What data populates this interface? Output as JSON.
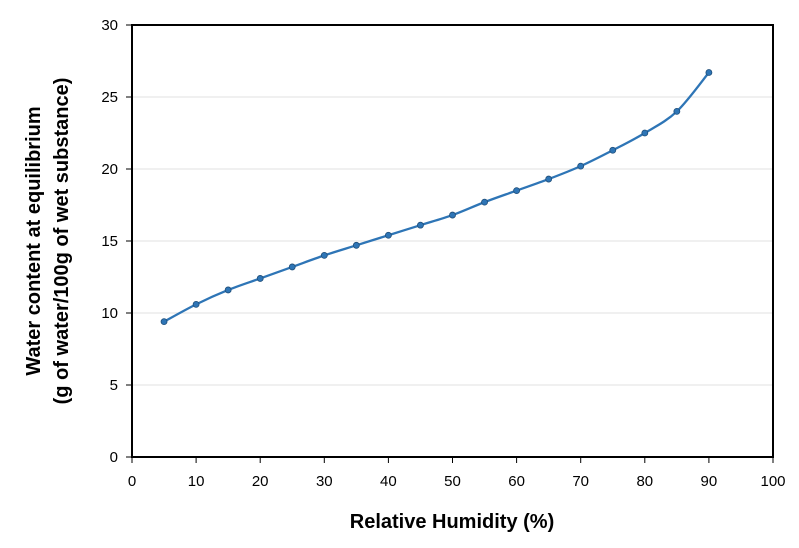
{
  "chart_data": {
    "type": "line",
    "title": "",
    "xlabel": "Relative Humidity (%)",
    "ylabel_line1": "Water content at equilibrium",
    "ylabel_line2": "(g of water/100g of wet substance)",
    "xlim": [
      0,
      100
    ],
    "ylim": [
      0,
      30
    ],
    "x_ticks": [
      0,
      10,
      20,
      30,
      40,
      50,
      60,
      70,
      80,
      90,
      100
    ],
    "y_ticks": [
      0,
      5,
      10,
      15,
      20,
      25,
      30
    ],
    "grid": {
      "horizontal": true,
      "vertical": false
    },
    "legend": null,
    "series": [
      {
        "name": "Water content",
        "color": "#2E75B6",
        "marker": "circle",
        "smooth": true,
        "x": [
          5,
          10,
          15,
          20,
          25,
          30,
          35,
          40,
          45,
          50,
          55,
          60,
          65,
          70,
          75,
          80,
          85,
          90
        ],
        "y": [
          9.4,
          10.6,
          11.6,
          12.4,
          13.2,
          14.0,
          14.7,
          15.4,
          16.1,
          16.8,
          17.7,
          18.5,
          19.3,
          20.2,
          21.3,
          22.5,
          24.0,
          26.7
        ]
      }
    ]
  },
  "colors": {
    "line": "#2E75B6",
    "marker": "#2E75B6",
    "gridline": "#E6E6E6",
    "axis": "#000000"
  }
}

========================================

What is asked :: In the records above, locate the lines holding the word "content". Copy each of them.

Output ::
    "ylabel_line1": "Water content at equilibrium",
        "name": "Water content",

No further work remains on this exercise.